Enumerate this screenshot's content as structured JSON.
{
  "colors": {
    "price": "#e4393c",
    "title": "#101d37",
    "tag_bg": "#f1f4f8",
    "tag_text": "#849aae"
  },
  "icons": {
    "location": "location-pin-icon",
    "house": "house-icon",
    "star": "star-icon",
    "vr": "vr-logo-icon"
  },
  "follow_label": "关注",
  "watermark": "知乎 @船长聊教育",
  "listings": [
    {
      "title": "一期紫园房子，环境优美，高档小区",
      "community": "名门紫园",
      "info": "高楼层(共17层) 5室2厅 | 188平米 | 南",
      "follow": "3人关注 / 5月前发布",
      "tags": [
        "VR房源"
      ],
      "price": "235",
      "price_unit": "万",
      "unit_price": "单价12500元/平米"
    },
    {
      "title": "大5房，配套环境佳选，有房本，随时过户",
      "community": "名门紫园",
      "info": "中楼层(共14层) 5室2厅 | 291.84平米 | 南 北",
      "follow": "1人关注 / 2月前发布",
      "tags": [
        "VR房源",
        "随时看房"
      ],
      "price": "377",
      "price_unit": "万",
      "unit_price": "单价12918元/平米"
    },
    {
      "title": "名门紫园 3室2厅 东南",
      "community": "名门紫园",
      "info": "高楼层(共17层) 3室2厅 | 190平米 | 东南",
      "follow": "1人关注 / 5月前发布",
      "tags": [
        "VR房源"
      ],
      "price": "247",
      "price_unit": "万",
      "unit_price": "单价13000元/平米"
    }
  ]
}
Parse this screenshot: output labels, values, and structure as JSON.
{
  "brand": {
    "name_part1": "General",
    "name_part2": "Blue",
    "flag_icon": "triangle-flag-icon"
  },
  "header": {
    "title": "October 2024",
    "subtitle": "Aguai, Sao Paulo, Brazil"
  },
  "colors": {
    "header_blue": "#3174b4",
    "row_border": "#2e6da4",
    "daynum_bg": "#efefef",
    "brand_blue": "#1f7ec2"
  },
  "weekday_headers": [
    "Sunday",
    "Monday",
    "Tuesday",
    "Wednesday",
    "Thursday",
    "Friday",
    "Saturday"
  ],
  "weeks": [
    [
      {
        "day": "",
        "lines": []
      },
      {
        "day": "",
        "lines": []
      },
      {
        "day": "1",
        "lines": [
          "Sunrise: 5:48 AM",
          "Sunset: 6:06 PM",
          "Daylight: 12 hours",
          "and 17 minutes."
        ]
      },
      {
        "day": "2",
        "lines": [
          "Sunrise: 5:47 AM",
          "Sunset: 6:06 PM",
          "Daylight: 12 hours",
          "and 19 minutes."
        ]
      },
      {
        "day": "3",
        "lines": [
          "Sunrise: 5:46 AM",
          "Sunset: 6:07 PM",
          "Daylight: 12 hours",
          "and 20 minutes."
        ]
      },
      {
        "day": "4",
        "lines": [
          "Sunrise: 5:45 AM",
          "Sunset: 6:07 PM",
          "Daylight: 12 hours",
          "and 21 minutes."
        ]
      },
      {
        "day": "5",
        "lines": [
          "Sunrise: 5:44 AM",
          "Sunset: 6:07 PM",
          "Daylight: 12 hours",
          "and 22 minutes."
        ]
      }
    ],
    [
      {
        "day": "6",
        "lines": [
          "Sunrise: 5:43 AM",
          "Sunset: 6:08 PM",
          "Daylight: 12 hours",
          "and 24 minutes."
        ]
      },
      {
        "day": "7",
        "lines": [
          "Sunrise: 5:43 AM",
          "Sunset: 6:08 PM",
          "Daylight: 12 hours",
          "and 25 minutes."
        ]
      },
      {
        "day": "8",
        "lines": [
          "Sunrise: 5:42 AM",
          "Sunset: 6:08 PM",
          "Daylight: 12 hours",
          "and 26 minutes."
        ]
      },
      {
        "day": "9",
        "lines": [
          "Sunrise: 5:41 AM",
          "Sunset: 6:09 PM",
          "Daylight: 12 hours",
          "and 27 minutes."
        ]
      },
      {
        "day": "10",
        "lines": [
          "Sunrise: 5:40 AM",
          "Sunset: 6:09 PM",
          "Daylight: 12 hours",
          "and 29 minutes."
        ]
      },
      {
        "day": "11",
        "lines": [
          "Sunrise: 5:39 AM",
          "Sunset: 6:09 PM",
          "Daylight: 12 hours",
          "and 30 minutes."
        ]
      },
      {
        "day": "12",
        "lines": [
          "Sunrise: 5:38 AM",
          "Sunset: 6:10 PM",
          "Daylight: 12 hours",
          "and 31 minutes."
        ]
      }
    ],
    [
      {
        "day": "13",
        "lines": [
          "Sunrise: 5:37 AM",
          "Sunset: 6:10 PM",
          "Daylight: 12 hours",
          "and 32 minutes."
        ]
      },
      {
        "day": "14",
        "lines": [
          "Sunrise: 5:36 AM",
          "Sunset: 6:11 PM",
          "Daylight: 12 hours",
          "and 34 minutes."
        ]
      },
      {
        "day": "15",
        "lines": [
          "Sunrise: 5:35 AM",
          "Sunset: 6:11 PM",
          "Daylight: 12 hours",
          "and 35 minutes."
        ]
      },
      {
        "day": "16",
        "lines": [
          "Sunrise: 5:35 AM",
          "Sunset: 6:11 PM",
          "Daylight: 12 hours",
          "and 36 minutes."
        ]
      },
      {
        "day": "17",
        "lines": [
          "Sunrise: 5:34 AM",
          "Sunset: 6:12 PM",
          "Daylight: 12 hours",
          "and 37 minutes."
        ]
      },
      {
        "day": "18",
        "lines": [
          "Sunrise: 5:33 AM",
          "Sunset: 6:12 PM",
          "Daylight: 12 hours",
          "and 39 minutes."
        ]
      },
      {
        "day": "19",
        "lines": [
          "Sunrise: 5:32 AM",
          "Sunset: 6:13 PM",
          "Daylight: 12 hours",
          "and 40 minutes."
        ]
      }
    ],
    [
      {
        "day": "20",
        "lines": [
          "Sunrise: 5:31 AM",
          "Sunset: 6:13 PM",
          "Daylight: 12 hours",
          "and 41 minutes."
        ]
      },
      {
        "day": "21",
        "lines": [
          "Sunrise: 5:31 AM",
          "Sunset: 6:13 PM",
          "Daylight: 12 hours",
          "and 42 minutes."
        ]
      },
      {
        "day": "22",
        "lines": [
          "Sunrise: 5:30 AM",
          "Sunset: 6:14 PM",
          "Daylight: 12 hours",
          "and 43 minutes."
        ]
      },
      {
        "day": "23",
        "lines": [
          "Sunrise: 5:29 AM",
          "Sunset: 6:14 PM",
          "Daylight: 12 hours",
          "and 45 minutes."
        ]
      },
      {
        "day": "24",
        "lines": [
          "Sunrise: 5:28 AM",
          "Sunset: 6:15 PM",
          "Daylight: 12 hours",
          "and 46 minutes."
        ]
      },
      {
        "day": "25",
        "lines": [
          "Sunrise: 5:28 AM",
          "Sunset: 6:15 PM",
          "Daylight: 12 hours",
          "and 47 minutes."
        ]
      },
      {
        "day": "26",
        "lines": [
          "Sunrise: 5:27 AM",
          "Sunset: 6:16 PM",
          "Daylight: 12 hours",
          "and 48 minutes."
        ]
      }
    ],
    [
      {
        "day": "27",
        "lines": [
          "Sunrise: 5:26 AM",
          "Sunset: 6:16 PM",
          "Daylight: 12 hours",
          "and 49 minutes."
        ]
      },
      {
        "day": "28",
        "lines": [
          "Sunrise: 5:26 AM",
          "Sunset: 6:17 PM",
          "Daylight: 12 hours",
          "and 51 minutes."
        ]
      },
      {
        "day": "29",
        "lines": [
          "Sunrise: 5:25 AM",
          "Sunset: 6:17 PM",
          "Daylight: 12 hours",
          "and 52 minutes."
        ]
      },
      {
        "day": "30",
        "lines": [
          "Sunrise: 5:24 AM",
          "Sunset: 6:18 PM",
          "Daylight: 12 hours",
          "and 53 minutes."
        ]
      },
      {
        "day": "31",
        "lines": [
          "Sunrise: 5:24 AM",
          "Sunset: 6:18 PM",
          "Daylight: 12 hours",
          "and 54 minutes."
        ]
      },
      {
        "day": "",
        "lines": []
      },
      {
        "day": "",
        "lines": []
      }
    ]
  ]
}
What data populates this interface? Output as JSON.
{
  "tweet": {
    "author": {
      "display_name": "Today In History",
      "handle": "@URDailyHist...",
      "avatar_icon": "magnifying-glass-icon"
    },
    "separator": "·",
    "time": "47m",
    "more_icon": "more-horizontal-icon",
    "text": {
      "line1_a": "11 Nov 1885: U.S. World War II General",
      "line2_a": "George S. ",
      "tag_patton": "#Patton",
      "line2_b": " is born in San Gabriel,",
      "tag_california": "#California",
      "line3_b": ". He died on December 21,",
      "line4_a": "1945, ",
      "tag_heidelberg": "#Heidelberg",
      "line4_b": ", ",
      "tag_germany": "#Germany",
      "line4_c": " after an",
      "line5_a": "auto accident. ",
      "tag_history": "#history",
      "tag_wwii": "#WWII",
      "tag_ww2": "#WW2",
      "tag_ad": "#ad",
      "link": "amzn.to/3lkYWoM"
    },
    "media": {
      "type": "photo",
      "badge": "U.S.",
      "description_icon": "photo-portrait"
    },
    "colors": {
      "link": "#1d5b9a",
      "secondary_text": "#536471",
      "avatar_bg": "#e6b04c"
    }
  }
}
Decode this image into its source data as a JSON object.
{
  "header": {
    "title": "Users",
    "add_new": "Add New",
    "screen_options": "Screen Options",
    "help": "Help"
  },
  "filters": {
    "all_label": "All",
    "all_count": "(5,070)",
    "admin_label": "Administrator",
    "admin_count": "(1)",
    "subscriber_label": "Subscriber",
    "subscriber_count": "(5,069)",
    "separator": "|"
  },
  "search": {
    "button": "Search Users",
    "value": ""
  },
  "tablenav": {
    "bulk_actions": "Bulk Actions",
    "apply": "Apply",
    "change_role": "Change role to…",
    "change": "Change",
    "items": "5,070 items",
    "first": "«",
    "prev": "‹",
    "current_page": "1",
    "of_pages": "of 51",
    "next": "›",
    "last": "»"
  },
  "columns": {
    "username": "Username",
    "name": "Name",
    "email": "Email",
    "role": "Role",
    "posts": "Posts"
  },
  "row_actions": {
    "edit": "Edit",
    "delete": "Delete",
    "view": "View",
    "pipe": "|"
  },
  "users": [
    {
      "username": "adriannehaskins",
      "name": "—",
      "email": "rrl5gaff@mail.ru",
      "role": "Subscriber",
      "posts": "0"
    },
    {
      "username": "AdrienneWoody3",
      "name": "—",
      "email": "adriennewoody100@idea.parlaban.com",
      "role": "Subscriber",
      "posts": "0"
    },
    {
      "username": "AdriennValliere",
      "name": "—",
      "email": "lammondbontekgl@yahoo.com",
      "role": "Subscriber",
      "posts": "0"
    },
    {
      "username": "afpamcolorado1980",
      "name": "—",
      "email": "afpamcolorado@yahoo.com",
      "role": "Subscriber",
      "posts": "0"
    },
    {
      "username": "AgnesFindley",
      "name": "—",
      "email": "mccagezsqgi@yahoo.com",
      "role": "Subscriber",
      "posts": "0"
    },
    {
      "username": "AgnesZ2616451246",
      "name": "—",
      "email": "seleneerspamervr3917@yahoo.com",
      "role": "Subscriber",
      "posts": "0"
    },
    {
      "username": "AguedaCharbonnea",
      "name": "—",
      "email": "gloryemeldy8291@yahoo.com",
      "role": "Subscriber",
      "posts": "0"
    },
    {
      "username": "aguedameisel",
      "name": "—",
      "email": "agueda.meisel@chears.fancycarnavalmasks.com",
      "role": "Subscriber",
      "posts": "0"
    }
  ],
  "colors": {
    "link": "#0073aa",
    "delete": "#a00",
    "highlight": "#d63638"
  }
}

────────

» EXERCISE PROMPT:
Identify and list each line with the word "username".

» ANSWER TO THIS PROBLEM:
    "username": "Username",
      "username": "adriannehaskins",
      "username": "AdrienneWoody3",
      "username": "AdriennValliere",
      "username": "afpamcolorado1980",
      "username": "AgnesFindley",
      "username": "AgnesZ2616451246",
      "username": "AguedaCharbonnea",
      "username": "aguedameisel",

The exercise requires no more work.